• [WHAT IS ASKED]: Search the data below for the word "يأتي" and copy each line that holds it.

(Dataset entries)
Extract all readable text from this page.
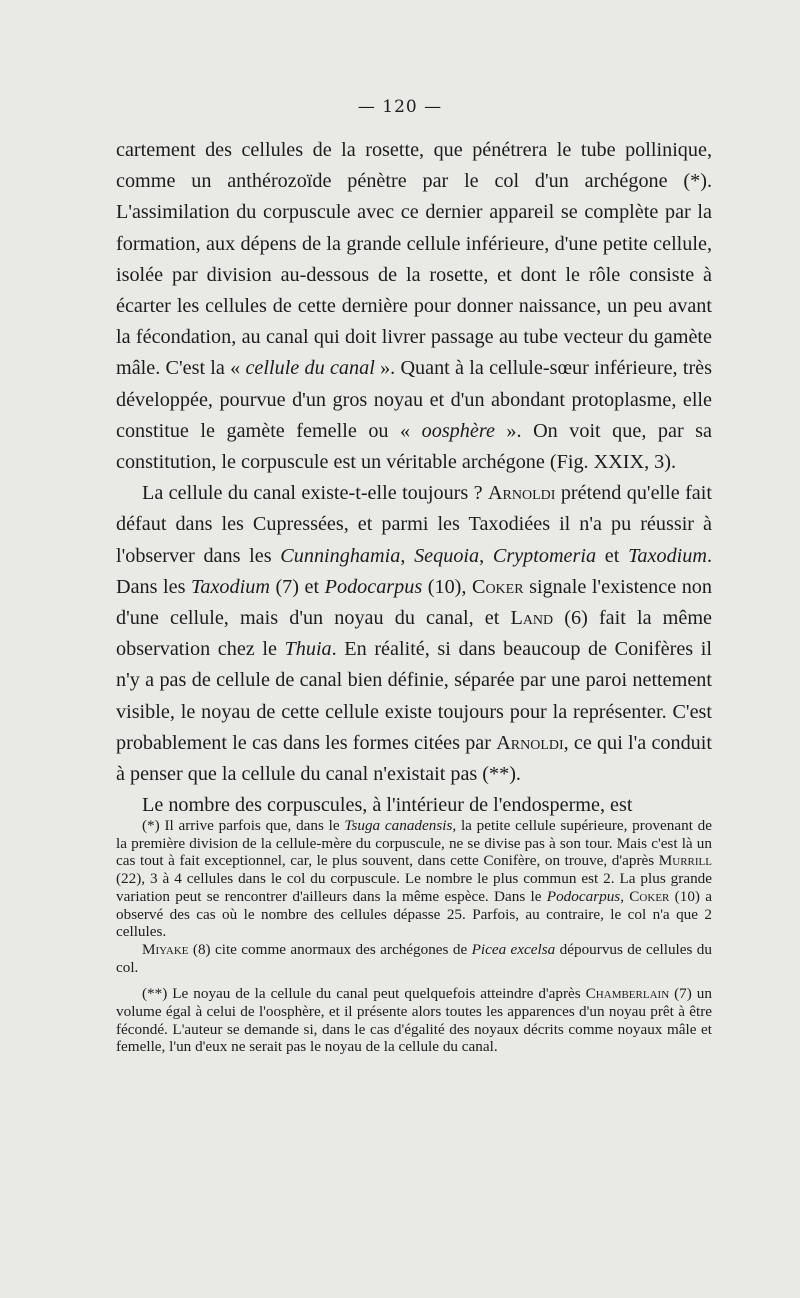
— 120 —

cartement des cellules de la rosette, que pénétrera le tube pollinique, comme un anthérozoïde pénètre par le col d'un archégone (*). L'assimilation du corpuscule avec ce dernier appareil se complète par la formation, aux dépens de la grande cellule inférieure, d'une petite cellule, isolée par division au-dessous de la rosette, et dont le rôle consiste à écarter les cellules de cette dernière pour donner naissance, un peu avant la fécondation, au canal qui doit livrer passage au tube vecteur du gamète mâle. C'est la « cellule du canal ». Quant à la cellule-sœur inférieure, très développée, pourvue d'un gros noyau et d'un abondant protoplasme, elle constitue le gamète femelle ou « oosphère ». On voit que, par sa constitution, le corpuscule est un véritable archégone (Fig. XXIX, 3).

La cellule du canal existe-t-elle toujours ? Arnoldi prétend qu'elle fait défaut dans les Cupressées, et parmi les Taxodiées il n'a pu réussir à l'observer dans les Cunninghamia, Sequoia, Cryptomeria et Taxodium. Dans les Taxodium (7) et Podocarpus (10), Coker signale l'existence non d'une cellule, mais d'un noyau du canal, et Land (6) fait la même observation chez le Thuia. En réalité, si dans beaucoup de Conifères il n'y a pas de cellule de canal bien définie, séparée par une paroi nettement visible, le noyau de cette cellule existe toujours pour la représenter. C'est probablement le cas dans les formes citées par Arnoldi, ce qui l'a conduit à penser que la cellule du canal n'existait pas (**).

Le nombre des corpuscules, à l'intérieur de l'endosperme, est

(*) Il arrive parfois que, dans le Tsuga canadensis, la petite cellule supérieure, provenant de la première division de la cellule-mère du corpuscule, ne se divise pas à son tour. Mais c'est là un cas tout à fait exceptionnel, car, le plus souvent, dans cette Conifère, on trouve, d'après Murrill (22), 3 à 4 cellules dans le col du corpuscule. Le nombre le plus commun est 2. La plus grande variation peut se rencontrer d'ailleurs dans la même espèce. Dans le Podocarpus, Coker (10) a observé des cas où le nombre des cellules dépasse 25. Parfois, au contraire, le col n'a que 2 cellules.

Miyake (8) cite comme anormaux des archégones de Picea excelsa dépourvus de cellules du col.

(**) Le noyau de la cellule du canal peut quelquefois atteindre d'après Chamberlain (7) un volume égal à celui de l'oosphère, et il présente alors toutes les apparences d'un noyau prêt à être fécondé. L'auteur se demande si, dans le cas d'égalité des noyaux décrits comme noyaux mâle et femelle, l'un d'eux ne serait pas le noyau de la cellule du canal.
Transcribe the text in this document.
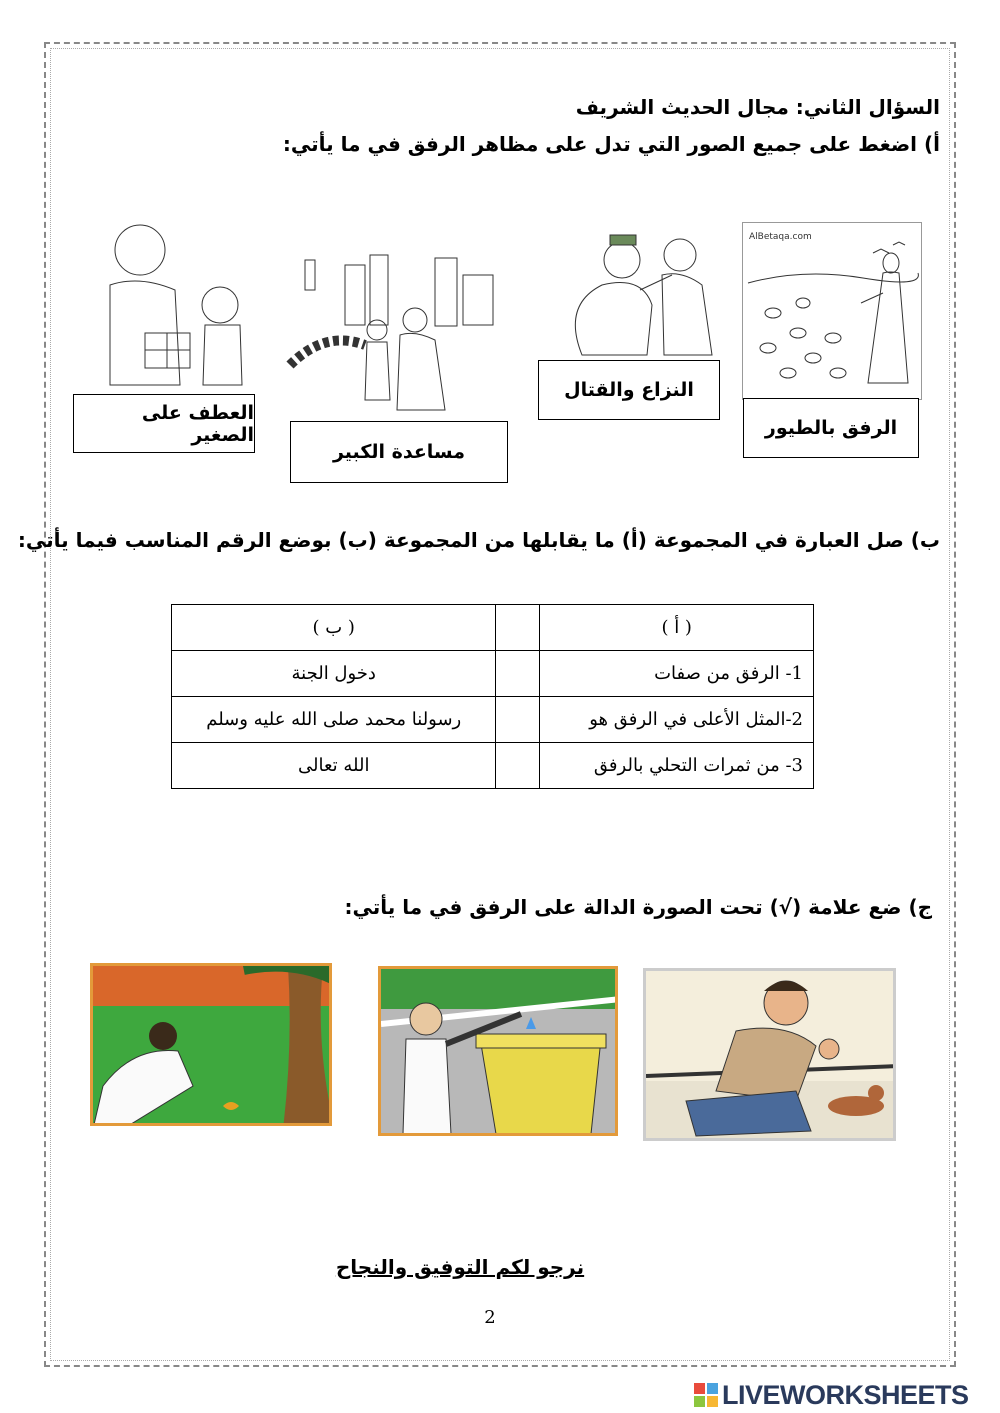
السؤال الثاني: مجال الحديث الشريف
أ) اضغط على جميع الصور التي تدل على مظاهر الرفق في ما يأتي:
AlBetaqa.com
الرفق بالطيور
النزاع والقتال
مساعدة الكبير
العطف على الصغير
ب) صل العبارة في المجموعة (أ) ما يقابلها من المجموعة (ب) بوضع الرقم المناسب فيما يأتي:
( أ )		( ب )
1- الرفق من صفات		دخول الجنة
2-المثل الأعلى في الرفق هو		رسولنا محمد صلى الله عليه وسلم
3- من ثمرات التحلي بالرفق		الله تعالى
ج) ضع علامة (√) تحت الصورة الدالة على الرفق في ما يأتي:
نرجو لكم التوفيق والنجاح
2
LIVEWORKSHEETS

• [TASK RESPONSE]:
أ) اضغط على جميع الصور التي تدل على مظاهر الرفق في ما يأتي:
ب) صل العبارة في المجموعة (أ) ما يقابلها من المجموعة (ب) بوضع الرقم المناسب فيما يأتي:
ج) ضع علامة (√) تحت الصورة الدالة على الرفق في ما يأتي:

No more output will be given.